** start Stored rows **

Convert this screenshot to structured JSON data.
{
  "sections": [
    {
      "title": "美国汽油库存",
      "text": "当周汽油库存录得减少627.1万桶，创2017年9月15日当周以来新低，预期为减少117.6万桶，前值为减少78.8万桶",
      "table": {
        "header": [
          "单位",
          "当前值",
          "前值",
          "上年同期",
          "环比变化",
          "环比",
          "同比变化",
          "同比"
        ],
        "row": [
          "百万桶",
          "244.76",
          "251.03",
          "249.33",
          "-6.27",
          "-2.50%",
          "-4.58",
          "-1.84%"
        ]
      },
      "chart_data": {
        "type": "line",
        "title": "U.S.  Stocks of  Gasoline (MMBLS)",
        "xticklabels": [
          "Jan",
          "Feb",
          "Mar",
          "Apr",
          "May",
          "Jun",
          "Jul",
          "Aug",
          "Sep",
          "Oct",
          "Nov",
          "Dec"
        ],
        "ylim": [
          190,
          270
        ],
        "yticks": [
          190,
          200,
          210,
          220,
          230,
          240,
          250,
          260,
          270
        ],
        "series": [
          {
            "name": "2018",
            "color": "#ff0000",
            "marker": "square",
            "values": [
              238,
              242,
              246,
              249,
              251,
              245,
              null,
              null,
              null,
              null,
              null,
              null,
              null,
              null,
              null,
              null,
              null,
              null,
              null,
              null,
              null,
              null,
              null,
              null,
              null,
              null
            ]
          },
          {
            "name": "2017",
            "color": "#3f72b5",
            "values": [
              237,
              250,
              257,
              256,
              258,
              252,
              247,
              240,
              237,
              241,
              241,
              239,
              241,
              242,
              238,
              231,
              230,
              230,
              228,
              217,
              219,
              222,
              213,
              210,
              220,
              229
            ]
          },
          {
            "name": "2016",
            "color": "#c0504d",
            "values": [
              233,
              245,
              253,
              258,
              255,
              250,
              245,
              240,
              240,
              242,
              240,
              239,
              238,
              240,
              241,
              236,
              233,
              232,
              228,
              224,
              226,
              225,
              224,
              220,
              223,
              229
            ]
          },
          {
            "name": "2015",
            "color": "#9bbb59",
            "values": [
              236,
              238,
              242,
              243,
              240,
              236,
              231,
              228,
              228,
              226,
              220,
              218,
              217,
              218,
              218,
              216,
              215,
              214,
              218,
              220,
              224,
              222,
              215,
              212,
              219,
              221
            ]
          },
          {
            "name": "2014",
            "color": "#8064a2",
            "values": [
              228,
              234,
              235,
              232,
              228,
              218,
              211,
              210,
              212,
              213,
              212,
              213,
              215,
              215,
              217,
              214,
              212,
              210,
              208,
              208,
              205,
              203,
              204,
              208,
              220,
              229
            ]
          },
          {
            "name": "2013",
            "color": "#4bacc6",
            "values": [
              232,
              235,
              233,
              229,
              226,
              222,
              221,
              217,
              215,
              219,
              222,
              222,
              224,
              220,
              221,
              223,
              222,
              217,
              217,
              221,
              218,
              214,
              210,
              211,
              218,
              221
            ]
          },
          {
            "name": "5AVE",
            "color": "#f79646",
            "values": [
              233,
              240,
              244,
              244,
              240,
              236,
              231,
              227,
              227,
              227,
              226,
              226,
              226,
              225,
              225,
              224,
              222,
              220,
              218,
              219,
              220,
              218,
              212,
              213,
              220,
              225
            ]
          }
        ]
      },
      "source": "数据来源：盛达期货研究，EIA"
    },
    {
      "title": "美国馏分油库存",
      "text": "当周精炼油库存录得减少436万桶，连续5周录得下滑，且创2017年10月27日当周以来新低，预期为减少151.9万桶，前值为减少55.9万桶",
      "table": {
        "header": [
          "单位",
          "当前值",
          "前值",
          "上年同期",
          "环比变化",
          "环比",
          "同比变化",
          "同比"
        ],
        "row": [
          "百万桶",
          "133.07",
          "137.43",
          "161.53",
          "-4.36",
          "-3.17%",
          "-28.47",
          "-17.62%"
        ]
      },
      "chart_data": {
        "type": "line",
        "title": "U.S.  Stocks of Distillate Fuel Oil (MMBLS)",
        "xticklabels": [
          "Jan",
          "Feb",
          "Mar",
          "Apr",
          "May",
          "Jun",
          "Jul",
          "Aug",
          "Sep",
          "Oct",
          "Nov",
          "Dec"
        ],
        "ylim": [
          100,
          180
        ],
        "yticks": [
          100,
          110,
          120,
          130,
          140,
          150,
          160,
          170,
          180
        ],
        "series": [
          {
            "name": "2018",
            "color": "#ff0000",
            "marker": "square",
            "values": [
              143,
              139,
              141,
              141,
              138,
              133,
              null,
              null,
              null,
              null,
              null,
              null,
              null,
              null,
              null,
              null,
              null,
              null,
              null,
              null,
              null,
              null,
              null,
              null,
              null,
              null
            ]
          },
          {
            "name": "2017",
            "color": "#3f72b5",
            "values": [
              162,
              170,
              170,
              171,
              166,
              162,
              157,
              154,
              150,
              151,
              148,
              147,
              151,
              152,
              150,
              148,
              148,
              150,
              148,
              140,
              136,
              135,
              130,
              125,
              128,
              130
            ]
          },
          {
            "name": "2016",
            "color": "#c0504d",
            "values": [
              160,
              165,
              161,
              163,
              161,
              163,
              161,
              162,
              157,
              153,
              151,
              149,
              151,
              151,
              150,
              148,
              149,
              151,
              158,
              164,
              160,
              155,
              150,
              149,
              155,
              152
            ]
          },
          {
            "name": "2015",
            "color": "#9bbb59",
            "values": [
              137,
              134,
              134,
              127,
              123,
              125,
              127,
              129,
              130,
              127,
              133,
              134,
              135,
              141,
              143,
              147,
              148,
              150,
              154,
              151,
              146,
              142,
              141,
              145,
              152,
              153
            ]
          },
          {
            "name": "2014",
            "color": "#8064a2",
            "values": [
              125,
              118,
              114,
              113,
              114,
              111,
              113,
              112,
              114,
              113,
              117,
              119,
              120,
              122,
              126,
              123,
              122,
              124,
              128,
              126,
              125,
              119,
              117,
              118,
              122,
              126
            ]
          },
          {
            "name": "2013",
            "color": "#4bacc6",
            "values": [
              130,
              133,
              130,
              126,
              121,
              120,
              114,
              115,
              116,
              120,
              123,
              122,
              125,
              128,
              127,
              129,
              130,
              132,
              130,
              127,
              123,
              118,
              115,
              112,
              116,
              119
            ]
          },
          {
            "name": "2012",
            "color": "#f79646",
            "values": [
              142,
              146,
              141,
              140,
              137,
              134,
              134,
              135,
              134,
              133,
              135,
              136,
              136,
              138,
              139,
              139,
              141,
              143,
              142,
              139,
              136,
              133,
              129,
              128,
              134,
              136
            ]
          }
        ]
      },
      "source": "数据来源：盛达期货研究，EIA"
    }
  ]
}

** end Stored rows **

What the task requires —
Please output the entire listing exactly as it stands.

Answer for this exercise —
Convert this screenshot to structured JSON data.
{
  "sections": [
    {
      "title": "美国汽油库存",
      "text": "当周汽油库存录得减少627.1万桶，创2017年9月15日当周以来新低，预期为减少117.6万桶，前值为减少78.8万桶",
      "table": {
        "header": [
          "单位",
          "当前值",
          "前值",
          "上年同期",
          "环比变化",
          "环比",
          "同比变化",
          "同比"
        ],
        "row": [
          "百万桶",
          "244.76",
          "251.03",
          "249.33",
          "-6.27",
          "-2.50%",
          "-4.58",
          "-1.84%"
        ]
      },
      "chart_data": {
        "type": "line",
        "title": "U.S.  Stocks of  Gasoline (MMBLS)",
        "xticklabels": [
          "Jan",
          "Feb",
          "Mar",
          "Apr",
          "May",
          "Jun",
          "Jul",
          "Aug",
          "Sep",
          "Oct",
          "Nov",
          "Dec"
        ],
        "ylim": [
          190,
          270
        ],
        "yticks": [
          190,
          200,
          210,
          220,
          230,
          240,
          250,
          260,
          270
        ],
        "series": [
          {
            "name": "2018",
            "color": "#ff0000",
            "marker": "square",
            "values": [
              238,
              242,
              246,
              249,
              251,
              245,
              null,
              null,
              null,
              null,
              null,
              null,
              null,
              null,
              null,
              null,
              null,
              null,
              null,
              null,
              null,
              null,
              null,
              null,
              null,
              null
            ]
          },
          {
            "name": "2017",
            "color": "#3f72b5",
            "values": [
              237,
              250,
              257,
              256,
              258,
              252,
              247,
              240,
              237,
              241,
              241,
              239,
              241,
              242,
              238,
              231,
              230,
              230,
              228,
              217,
              219,
              222,
              213,
              210,
              220,
              229
            ]
          },
          {
            "name": "2016",
            "color": "#c0504d",
            "values": [
              233,
              245,
              253,
              258,
              255,
              250,
              245,
              240,
              240,
              242,
              240,
              239,
              238,
              240,
              241,
              236,
              233,
              232,
              228,
              224,
              226,
              225,
              224,
              220,
              223,
              229
            ]
          },
          {
            "name": "2015",
            "color": "#9bbb59",
            "values": [
              236,
              238,
              242,
              243,
              240,
              236,
              231,
              228,
              228,
              226,
              220,
              218,
              217,
              218,
              218,
              216,
              215,
              214,
              218,
              220,
              224,
              222,
              215,
              212,
              219,
              221
            ]
          },
          {
            "name": "2014",
            "color": "#8064a2",
            "values": [
              228,
              234,
              235,
              232,
              228,
              218,
              211,
              210,
              212,
              213,
              212,
              213,
              215,
              215,
              217,
              214,
              212,
              210,
              208,
              208,
              205,
              203,
              204,
              208,
              220,
              229
            ]
          },
          {
            "name": "2013",
            "color": "#4bacc6",
            "values": [
              232,
              235,
              233,
              229,
              226,
              222,
              221,
              217,
              215,
              219,
              222,
              222,
              224,
              220,
              221,
              223,
              222,
              217,
              217,
              221,
              218,
              214,
              210,
              211,
              218,
              221
            ]
          },
          {
            "name": "5AVE",
            "color": "#f79646",
            "values": [
              233,
              240,
              244,
              244,
              240,
              236,
              231,
              227,
              227,
              227,
              226,
              226,
              226,
              225,
              225,
              224,
              222,
              220,
              218,
              219,
              220,
              218,
              212,
              213,
              220,
              225
            ]
          }
        ]
      },
      "source": "数据来源：盛达期货研究，EIA"
    },
    {
      "title": "美国馏分油库存",
      "text": "当周精炼油库存录得减少436万桶，连续5周录得下滑，且创2017年10月27日当周以来新低，预期为减少151.9万桶，前值为减少55.9万桶",
      "table": {
        "header": [
          "单位",
          "当前值",
          "前值",
          "上年同期",
          "环比变化",
          "环比",
          "同比变化",
          "同比"
        ],
        "row": [
          "百万桶",
          "133.07",
          "137.43",
          "161.53",
          "-4.36",
          "-3.17%",
          "-28.47",
          "-17.62%"
        ]
      },
      "chart_data": {
        "type": "line",
        "title": "U.S.  Stocks of Distillate Fuel Oil (MMBLS)",
        "xticklabels": [
          "Jan",
          "Feb",
          "Mar",
          "Apr",
          "May",
          "Jun",
          "Jul",
          "Aug",
          "Sep",
          "Oct",
          "Nov",
          "Dec"
        ],
        "ylim": [
          100,
          180
        ],
        "yticks": [
          100,
          110,
          120,
          130,
          140,
          150,
          160,
          170,
          180
        ],
        "series": [
          {
            "name": "2018",
            "color": "#ff0000",
            "marker": "square",
            "values": [
              143,
              139,
              141,
              141,
              138,
              133,
              null,
              null,
              null,
              null,
              null,
              null,
              null,
              null,
              null,
              null,
              null,
              null,
              null,
              null,
              null,
              null,
              null,
              null,
              null,
              null
            ]
          },
          {
            "name": "2017",
            "color": "#3f72b5",
            "values": [
              162,
              170,
              170,
              171,
              166,
              162,
              157,
              154,
              150,
              151,
              148,
              147,
              151,
              152,
              150,
              148,
              148,
              150,
              148,
              140,
              136,
              135,
              130,
              125,
              128,
              130
            ]
          },
          {
            "name": "2016",
            "color": "#c0504d",
            "values": [
              160,
              165,
              161,
              163,
              161,
              163,
              161,
              162,
              157,
              153,
              151,
              149,
              151,
              151,
              150,
              148,
              149,
              151,
              158,
              164,
              160,
              155,
              150,
              149,
              155,
              152
            ]
          },
          {
            "name": "2015",
            "color": "#9bbb59",
            "values": [
              137,
              134,
              134,
              127,
              123,
              125,
              127,
              129,
              130,
              127,
              133,
              134,
              135,
              141,
              143,
              147,
              148,
              150,
              154,
              151,
              146,
              142,
              141,
              145,
              152,
              153
            ]
          },
          {
            "name": "2014",
            "color": "#8064a2",
            "values": [
              125,
              118,
              114,
              113,
              114,
              111,
              113,
              112,
              114,
              113,
              117,
              119,
              120,
              122,
              126,
              123,
              122,
              124,
              128,
              126,
              125,
              119,
              117,
              118,
              122,
              126
            ]
          },
          {
            "name": "2013",
            "color": "#4bacc6",
            "values": [
              130,
              133,
              130,
              126,
              121,
              120,
              114,
              115,
              116,
              120,
              123,
              122,
              125,
              128,
              127,
              129,
              130,
              132,
              130,
              127,
              123,
              118,
              115,
              112,
              116,
              119
            ]
          },
          {
            "name": "2012",
            "color": "#f79646",
            "values": [
              142,
              146,
              141,
              140,
              137,
              134,
              134,
              135,
              134,
              133,
              135,
              136,
              136,
              138,
              139,
              139,
              141,
              143,
              142,
              139,
              136,
              133,
              129,
              128,
              134,
              136
            ]
          }
        ]
      },
      "source": "数据来源：盛达期货研究，EIA"
    }
  ]
}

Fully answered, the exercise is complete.